Exactly as they appear, output all of the entries.

_ROWS_
====

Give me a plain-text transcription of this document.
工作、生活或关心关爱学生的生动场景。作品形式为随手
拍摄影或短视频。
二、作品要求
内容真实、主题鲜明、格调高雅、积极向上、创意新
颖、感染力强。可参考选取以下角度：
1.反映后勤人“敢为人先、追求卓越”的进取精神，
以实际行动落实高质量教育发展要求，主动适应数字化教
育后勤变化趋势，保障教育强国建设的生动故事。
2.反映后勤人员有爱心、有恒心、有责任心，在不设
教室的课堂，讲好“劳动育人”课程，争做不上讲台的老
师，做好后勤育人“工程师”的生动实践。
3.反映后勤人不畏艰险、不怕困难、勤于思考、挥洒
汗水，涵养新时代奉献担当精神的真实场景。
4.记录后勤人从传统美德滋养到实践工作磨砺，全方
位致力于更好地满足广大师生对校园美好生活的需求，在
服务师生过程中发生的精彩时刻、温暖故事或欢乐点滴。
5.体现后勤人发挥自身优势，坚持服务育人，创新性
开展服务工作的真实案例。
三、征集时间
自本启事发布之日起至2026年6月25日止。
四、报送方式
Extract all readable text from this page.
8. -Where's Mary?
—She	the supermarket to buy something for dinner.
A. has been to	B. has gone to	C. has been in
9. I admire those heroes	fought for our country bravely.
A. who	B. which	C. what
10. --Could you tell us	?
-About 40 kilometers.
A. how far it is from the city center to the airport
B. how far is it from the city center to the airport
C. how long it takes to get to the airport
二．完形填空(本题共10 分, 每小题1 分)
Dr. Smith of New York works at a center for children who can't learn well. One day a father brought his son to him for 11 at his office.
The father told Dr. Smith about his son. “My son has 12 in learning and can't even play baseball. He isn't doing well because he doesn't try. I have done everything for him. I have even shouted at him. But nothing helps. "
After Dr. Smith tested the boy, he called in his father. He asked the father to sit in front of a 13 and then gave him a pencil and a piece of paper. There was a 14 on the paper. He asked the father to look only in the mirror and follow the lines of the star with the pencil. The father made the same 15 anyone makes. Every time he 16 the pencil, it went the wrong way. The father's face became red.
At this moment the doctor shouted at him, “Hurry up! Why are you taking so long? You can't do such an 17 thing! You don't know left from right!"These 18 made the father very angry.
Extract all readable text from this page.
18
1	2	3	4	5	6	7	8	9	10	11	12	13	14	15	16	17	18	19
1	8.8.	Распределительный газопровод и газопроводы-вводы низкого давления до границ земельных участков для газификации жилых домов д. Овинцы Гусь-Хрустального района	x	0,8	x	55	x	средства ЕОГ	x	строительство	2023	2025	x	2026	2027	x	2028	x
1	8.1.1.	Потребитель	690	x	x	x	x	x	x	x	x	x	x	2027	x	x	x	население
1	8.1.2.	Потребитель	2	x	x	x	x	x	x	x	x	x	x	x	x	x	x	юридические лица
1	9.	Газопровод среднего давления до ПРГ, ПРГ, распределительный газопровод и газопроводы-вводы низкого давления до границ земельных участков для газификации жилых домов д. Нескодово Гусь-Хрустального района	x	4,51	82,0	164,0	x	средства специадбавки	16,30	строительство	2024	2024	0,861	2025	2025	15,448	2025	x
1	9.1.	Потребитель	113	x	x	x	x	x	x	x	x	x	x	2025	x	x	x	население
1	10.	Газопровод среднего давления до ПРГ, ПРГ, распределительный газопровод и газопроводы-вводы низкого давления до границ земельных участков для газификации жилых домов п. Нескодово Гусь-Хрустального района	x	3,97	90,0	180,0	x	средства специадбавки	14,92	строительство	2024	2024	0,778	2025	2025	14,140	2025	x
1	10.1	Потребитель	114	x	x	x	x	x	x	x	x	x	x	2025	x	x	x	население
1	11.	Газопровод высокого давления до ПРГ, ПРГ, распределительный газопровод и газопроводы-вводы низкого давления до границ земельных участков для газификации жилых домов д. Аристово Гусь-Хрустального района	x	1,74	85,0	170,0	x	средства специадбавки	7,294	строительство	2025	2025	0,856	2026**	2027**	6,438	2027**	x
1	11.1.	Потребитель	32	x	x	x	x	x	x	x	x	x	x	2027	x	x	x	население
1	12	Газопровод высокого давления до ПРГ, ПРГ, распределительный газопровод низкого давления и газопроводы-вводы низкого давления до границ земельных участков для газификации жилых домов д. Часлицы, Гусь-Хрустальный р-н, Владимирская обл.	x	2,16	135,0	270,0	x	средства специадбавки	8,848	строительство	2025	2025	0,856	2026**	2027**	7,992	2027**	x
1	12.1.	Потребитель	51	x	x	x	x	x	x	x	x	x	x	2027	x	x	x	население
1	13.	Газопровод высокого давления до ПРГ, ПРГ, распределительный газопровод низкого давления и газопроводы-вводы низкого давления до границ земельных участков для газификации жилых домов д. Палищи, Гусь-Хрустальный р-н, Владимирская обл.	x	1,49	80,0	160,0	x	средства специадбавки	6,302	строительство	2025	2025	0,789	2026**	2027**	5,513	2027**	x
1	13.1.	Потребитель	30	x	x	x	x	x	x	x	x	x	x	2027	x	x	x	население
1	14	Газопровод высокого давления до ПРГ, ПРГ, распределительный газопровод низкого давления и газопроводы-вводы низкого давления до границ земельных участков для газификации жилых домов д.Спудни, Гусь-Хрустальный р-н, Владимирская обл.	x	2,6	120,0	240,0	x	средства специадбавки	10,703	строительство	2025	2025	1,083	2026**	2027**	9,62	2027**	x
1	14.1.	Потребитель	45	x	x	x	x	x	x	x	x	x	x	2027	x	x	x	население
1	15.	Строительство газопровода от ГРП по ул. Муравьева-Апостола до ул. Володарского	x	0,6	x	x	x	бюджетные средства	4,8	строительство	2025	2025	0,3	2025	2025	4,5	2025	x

====

_TASK OUTPUT_
Give me a plain-text transcription of this document.
工作、生活或关心关爱学生的生动场景。作品形式为随手
拍摄影或短视频。
二、作品要求
内容真实、主题鲜明、格调高雅、积极向上、创意新
颖、感染力强。可参考选取以下角度：
1.反映后勤人“敢为人先、追求卓越”的进取精神，
以实际行动落实高质量教育发展要求，主动适应数字化教
育后勤变化趋势，保障教育强国建设的生动故事。
2.反映后勤人员有爱心、有恒心、有责任心，在不设
教室的课堂，讲好“劳动育人”课程，争做不上讲台的老
师，做好后勤育人“工程师”的生动实践。
3.反映后勤人不畏艰险、不怕困难、勤于思考、挥洒
汗水，涵养新时代奉献担当精神的真实场景。
4.记录后勤人从传统美德滋养到实践工作磨砺，全方
位致力于更好地满足广大师生对校园美好生活的需求，在
服务师生过程中发生的精彩时刻、温暖故事或欢乐点滴。
5.体现后勤人发挥自身优势，坚持服务育人，创新性
开展服务工作的真实案例。
三、征集时间
自本启事发布之日起至2026年6月25日止。
四、报送方式
Extract all readable text from this page.
8. -Where's Mary?
—She	the supermarket to buy something for dinner.
A. has been to	B. has gone to	C. has been in
9. I admire those heroes	fought for our country bravely.
A. who	B. which	C. what
10. --Could you tell us	?
-About 40 kilometers.
A. how far it is from the city center to the airport
B. how far is it from the city center to the airport
C. how long it takes to get to the airport
二．完形填空(本题共10 分, 每小题1 分)
Dr. Smith of New York works at a center for children who can't learn well. One day a father brought his son to him for 11 at his office.
The father told Dr. Smith about his son. “My son has 12 in learning and can't even play baseball. He isn't doing well because he doesn't try. I have done everything for him. I have even shouted at him. But nothing helps. "
After Dr. Smith tested the boy, he called in his father. He asked the father to sit in front of a 13 and then gave him a pencil and a piece of paper. There was a 14 on the paper. He asked the father to look only in the mirror and follow the lines of the star with the pencil. The father made the same 15 anyone makes. Every time he 16 the pencil, it went the wrong way. The father's face became red.
At this moment the doctor shouted at him, “Hurry up! Why are you taking so long? You can't do such an 17 thing! You don't know left from right!"These 18 made the father very angry.
Extract all readable text from this page.
18
1	2	3	4	5	6	7	8	9	10	11	12	13	14	15	16	17	18	19
1	8.8.	Распределительный газопровод и газопроводы-вводы низкого давления до границ земельных участков для газификации жилых домов д. Овинцы Гусь-Хрустального района	x	0,8	x	55	x	средства ЕОГ	x	строительство	2023	2025	x	2026	2027	x	2028	x
1	8.1.1.	Потребитель	690	x	x	x	x	x	x	x	x	x	x	2027	x	x	x	население
1	8.1.2.	Потребитель	2	x	x	x	x	x	x	x	x	x	x	x	x	x	x	юридические лица
1	9.	Газопровод среднего давления до ПРГ, ПРГ, распределительный газопровод и газопроводы-вводы низкого давления до границ земельных участков для газификации жилых домов д. Нескодово Гусь-Хрустального района	x	4,51	82,0	164,0	x	средства специадбавки	16,30	строительство	2024	2024	0,861	2025	2025	15,448	2025	x
1	9.1.	Потребитель	113	x	x	x	x	x	x	x	x	x	x	2025	x	x	x	население
1	10.	Газопровод среднего давления до ПРГ, ПРГ, распределительный газопровод и газопроводы-вводы низкого давления до границ земельных участков для газификации жилых домов п. Нескодово Гусь-Хрустального района	x	3,97	90,0	180,0	x	средства специадбавки	14,92	строительство	2024	2024	0,778	2025	2025	14,140	2025	x
1	10.1	Потребитель	114	x	x	x	x	x	x	x	x	x	x	2025	x	x	x	население
1	11.	Газопровод высокого давления до ПРГ, ПРГ, распределительный газопровод и газопроводы-вводы низкого давления до границ земельных участков для газификации жилых домов д. Аристово Гусь-Хрустального района	x	1,74	85,0	170,0	x	средства специадбавки	7,294	строительство	2025	2025	0,856	2026**	2027**	6,438	2027**	x
1	11.1.	Потребитель	32	x	x	x	x	x	x	x	x	x	x	2027	x	x	x	население
1	12	Газопровод высокого давления до ПРГ, ПРГ, распределительный газопровод низкого давления и газопроводы-вводы низкого давления до границ земельных участков для газификации жилых домов д. Часлицы, Гусь-Хрустальный р-н, Владимирская обл.	x	2,16	135,0	270,0	x	средства специадбавки	8,848	строительство	2025	2025	0,856	2026**	2027**	7,992	2027**	x
1	12.1.	Потребитель	51	x	x	x	x	x	x	x	x	x	x	2027	x	x	x	население
1	13.	Газопровод высокого давления до ПРГ, ПРГ, распределительный газопровод низкого давления и газопроводы-вводы низкого давления до границ земельных участков для газификации жилых домов д. Палищи, Гусь-Хрустальный р-н, Владимирская обл.	x	1,49	80,0	160,0	x	средства специадбавки	6,302	строительство	2025	2025	0,789	2026**	2027**	5,513	2027**	x
1	13.1.	Потребитель	30	x	x	x	x	x	x	x	x	x	x	2027	x	x	x	население
1	14	Газопровод высокого давления до ПРГ, ПРГ, распределительный газопровод низкого давления и газопроводы-вводы низкого давления до границ земельных участков для газификации жилых домов д.Спудни, Гусь-Хрустальный р-н, Владимирская обл.	x	2,6	120,0	240,0	x	средства специадбавки	10,703	строительство	2025	2025	1,083	2026**	2027**	9,62	2027**	x
1	14.1.	Потребитель	45	x	x	x	x	x	x	x	x	x	x	2027	x	x	x	население
1	15.	Строительство газопровода от ГРП по ул. Муравьева-Апостола до ул. Володарского	x	0,6	x	x	x	бюджетные средства	4,8	строительство	2025	2025	0,3	2025	2025	4,5	2025	x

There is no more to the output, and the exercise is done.